## PROBLEM REQUIREMENTS:
Your answer must consist solely of the number of lines that contain the word "Plan".
## start MATERIAL FOR THIS EXERCISE
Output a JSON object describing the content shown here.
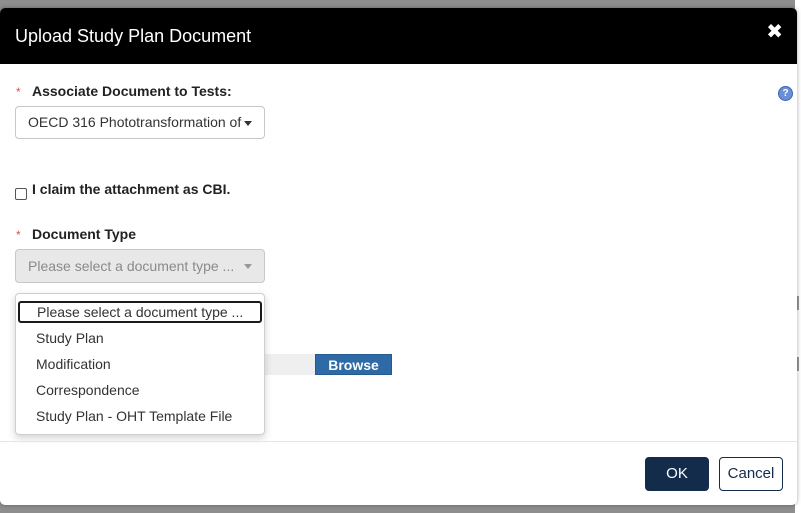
{
  "modal": {
    "title": "Upload Study Plan Document",
    "close_icon": "✖"
  },
  "form": {
    "associate_label": "Associate Document to Tests:",
    "associate_value": "OECD 316 Phototransformation of",
    "cbi_label": "I claim the attachment as CBI.",
    "cbi_checked": false,
    "doc_type_label": "Document Type",
    "doc_type_value": "Please select a document type ...",
    "required_marker": "*",
    "help_icon": "?",
    "browse_label": "Browse"
  },
  "dropdown": {
    "options": [
      "Please select a document type ...",
      "Study Plan",
      "Modification",
      "Correspondence",
      "Study Plan - OHT Template File"
    ],
    "highlighted_index": 0
  },
  "footer": {
    "ok_label": "OK",
    "cancel_label": "Cancel"
  },
  "colors": {
    "header_bg": "#000000",
    "primary_button": "#142c4c",
    "browse_button": "#2e6aa6",
    "required": "#d9534f"
  }
}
## end MATERIAL FOR THIS EXERCISE
## OUTPUT OF THE TASK:
3